(DIRECTIONS) Write out all of the data without omission, exactly as shown.

—————

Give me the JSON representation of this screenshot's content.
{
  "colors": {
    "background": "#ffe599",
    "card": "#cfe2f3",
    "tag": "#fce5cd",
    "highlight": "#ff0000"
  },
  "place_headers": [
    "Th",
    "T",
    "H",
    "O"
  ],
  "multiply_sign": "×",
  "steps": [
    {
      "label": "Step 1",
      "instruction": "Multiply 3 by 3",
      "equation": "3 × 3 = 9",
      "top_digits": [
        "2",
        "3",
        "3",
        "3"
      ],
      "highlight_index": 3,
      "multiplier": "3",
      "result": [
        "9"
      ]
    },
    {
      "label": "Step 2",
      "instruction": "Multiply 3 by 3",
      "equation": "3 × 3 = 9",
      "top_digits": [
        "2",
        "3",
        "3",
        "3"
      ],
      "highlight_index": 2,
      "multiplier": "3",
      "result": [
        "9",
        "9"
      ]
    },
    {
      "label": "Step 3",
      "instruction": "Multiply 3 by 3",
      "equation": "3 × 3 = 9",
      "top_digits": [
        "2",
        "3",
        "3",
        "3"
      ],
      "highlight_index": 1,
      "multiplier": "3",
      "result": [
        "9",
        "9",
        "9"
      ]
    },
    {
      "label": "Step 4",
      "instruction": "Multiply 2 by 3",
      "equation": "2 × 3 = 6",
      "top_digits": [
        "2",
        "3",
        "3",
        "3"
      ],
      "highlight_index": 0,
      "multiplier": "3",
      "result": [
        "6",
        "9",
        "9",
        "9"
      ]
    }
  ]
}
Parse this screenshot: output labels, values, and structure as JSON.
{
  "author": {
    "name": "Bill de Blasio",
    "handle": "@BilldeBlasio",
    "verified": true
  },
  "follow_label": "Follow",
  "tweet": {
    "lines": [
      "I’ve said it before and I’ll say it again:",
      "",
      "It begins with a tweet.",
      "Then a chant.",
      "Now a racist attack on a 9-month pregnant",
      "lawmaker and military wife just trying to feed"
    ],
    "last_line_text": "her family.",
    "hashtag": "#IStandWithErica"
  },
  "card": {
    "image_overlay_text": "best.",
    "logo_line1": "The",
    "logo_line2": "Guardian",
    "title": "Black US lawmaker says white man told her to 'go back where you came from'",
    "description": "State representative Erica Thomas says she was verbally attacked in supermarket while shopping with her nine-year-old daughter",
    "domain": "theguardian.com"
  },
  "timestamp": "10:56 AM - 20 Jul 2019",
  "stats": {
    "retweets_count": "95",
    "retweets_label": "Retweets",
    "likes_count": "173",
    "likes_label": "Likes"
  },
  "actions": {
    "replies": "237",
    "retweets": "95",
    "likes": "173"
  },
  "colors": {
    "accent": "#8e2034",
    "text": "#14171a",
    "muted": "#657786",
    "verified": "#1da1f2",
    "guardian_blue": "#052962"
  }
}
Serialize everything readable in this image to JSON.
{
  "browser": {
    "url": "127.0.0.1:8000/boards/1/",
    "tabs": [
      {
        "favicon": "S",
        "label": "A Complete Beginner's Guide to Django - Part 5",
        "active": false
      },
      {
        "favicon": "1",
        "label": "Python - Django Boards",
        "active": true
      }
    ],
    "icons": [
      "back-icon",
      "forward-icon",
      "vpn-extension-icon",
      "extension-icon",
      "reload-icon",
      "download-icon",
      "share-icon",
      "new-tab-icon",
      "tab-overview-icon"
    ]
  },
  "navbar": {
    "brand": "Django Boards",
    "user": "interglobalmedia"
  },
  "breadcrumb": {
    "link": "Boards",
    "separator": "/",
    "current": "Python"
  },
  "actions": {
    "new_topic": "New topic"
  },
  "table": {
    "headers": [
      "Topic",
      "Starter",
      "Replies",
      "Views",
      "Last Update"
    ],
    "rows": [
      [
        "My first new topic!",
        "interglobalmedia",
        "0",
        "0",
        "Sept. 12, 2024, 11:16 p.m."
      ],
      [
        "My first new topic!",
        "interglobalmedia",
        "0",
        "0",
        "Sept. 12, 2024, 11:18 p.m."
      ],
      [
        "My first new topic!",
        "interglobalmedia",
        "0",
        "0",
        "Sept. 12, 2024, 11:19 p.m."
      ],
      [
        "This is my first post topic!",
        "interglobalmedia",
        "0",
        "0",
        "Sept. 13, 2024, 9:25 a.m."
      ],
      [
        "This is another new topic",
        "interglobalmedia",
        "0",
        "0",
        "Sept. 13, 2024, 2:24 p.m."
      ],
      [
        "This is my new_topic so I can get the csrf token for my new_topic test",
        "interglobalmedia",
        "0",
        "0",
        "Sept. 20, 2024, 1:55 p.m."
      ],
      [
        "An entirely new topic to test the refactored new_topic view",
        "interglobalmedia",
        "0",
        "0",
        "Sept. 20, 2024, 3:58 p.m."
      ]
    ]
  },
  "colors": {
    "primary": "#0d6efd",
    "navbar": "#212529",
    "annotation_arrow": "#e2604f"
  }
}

—————

(TASK SOLUTION)
Give me the JSON representation of this screenshot's content.
{
  "colors": {
    "background": "#ffe599",
    "card": "#cfe2f3",
    "tag": "#fce5cd",
    "highlight": "#ff0000"
  },
  "place_headers": [
    "Th",
    "T",
    "H",
    "O"
  ],
  "multiply_sign": "×",
  "steps": [
    {
      "label": "Step 1",
      "instruction": "Multiply 3 by 3",
      "equation": "3 × 3 = 9",
      "top_digits": [
        "2",
        "3",
        "3",
        "3"
      ],
      "highlight_index": 3,
      "multiplier": "3",
      "result": [
        "9"
      ]
    },
    {
      "label": "Step 2",
      "instruction": "Multiply 3 by 3",
      "equation": "3 × 3 = 9",
      "top_digits": [
        "2",
        "3",
        "3",
        "3"
      ],
      "highlight_index": 2,
      "multiplier": "3",
      "result": [
        "9",
        "9"
      ]
    },
    {
      "label": "Step 3",
      "instruction": "Multiply 3 by 3",
      "equation": "3 × 3 = 9",
      "top_digits": [
        "2",
        "3",
        "3",
        "3"
      ],
      "highlight_index": 1,
      "multiplier": "3",
      "result": [
        "9",
        "9",
        "9"
      ]
    },
    {
      "label": "Step 4",
      "instruction": "Multiply 2 by 3",
      "equation": "2 × 3 = 6",
      "top_digits": [
        "2",
        "3",
        "3",
        "3"
      ],
      "highlight_index": 0,
      "multiplier": "3",
      "result": [
        "6",
        "9",
        "9",
        "9"
      ]
    }
  ]
}
Parse this screenshot: output labels, values, and structure as JSON.
{
  "author": {
    "name": "Bill de Blasio",
    "handle": "@BilldeBlasio",
    "verified": true
  },
  "follow_label": "Follow",
  "tweet": {
    "lines": [
      "I’ve said it before and I’ll say it again:",
      "",
      "It begins with a tweet.",
      "Then a chant.",
      "Now a racist attack on a 9-month pregnant",
      "lawmaker and military wife just trying to feed"
    ],
    "last_line_text": "her family.",
    "hashtag": "#IStandWithErica"
  },
  "card": {
    "image_overlay_text": "best.",
    "logo_line1": "The",
    "logo_line2": "Guardian",
    "title": "Black US lawmaker says white man told her to 'go back where you came from'",
    "description": "State representative Erica Thomas says she was verbally attacked in supermarket while shopping with her nine-year-old daughter",
    "domain": "theguardian.com"
  },
  "timestamp": "10:56 AM - 20 Jul 2019",
  "stats": {
    "retweets_count": "95",
    "retweets_label": "Retweets",
    "likes_count": "173",
    "likes_label": "Likes"
  },
  "actions": {
    "replies": "237",
    "retweets": "95",
    "likes": "173"
  },
  "colors": {
    "accent": "#8e2034",
    "text": "#14171a",
    "muted": "#657786",
    "verified": "#1da1f2",
    "guardian_blue": "#052962"
  }
}
Serialize everything readable in this image to JSON.
{
  "browser": {
    "url": "127.0.0.1:8000/boards/1/",
    "tabs": [
      {
        "favicon": "S",
        "label": "A Complete Beginner's Guide to Django - Part 5",
        "active": false
      },
      {
        "favicon": "1",
        "label": "Python - Django Boards",
        "active": true
      }
    ],
    "icons": [
      "back-icon",
      "forward-icon",
      "vpn-extension-icon",
      "extension-icon",
      "reload-icon",
      "download-icon",
      "share-icon",
      "new-tab-icon",
      "tab-overview-icon"
    ]
  },
  "navbar": {
    "brand": "Django Boards",
    "user": "interglobalmedia"
  },
  "breadcrumb": {
    "link": "Boards",
    "separator": "/",
    "current": "Python"
  },
  "actions": {
    "new_topic": "New topic"
  },
  "table": {
    "headers": [
      "Topic",
      "Starter",
      "Replies",
      "Views",
      "Last Update"
    ],
    "rows": [
      [
        "My first new topic!",
        "interglobalmedia",
        "0",
        "0",
        "Sept. 12, 2024, 11:16 p.m."
      ],
      [
        "My first new topic!",
        "interglobalmedia",
        "0",
        "0",
        "Sept. 12, 2024, 11:18 p.m."
      ],
      [
        "My first new topic!",
        "interglobalmedia",
        "0",
        "0",
        "Sept. 12, 2024, 11:19 p.m."
      ],
      [
        "This is my first post topic!",
        "interglobalmedia",
        "0",
        "0",
        "Sept. 13, 2024, 9:25 a.m."
      ],
      [
        "This is another new topic",
        "interglobalmedia",
        "0",
        "0",
        "Sept. 13, 2024, 2:24 p.m."
      ],
      [
        "This is my new_topic so I can get the csrf token for my new_topic test",
        "interglobalmedia",
        "0",
        "0",
        "Sept. 20, 2024, 1:55 p.m."
      ],
      [
        "An entirely new topic to test the refactored new_topic view",
        "interglobalmedia",
        "0",
        "0",
        "Sept. 20, 2024, 3:58 p.m."
      ]
    ]
  },
  "colors": {
    "primary": "#0d6efd",
    "navbar": "#212529",
    "annotation_arrow": "#e2604f"
  }
}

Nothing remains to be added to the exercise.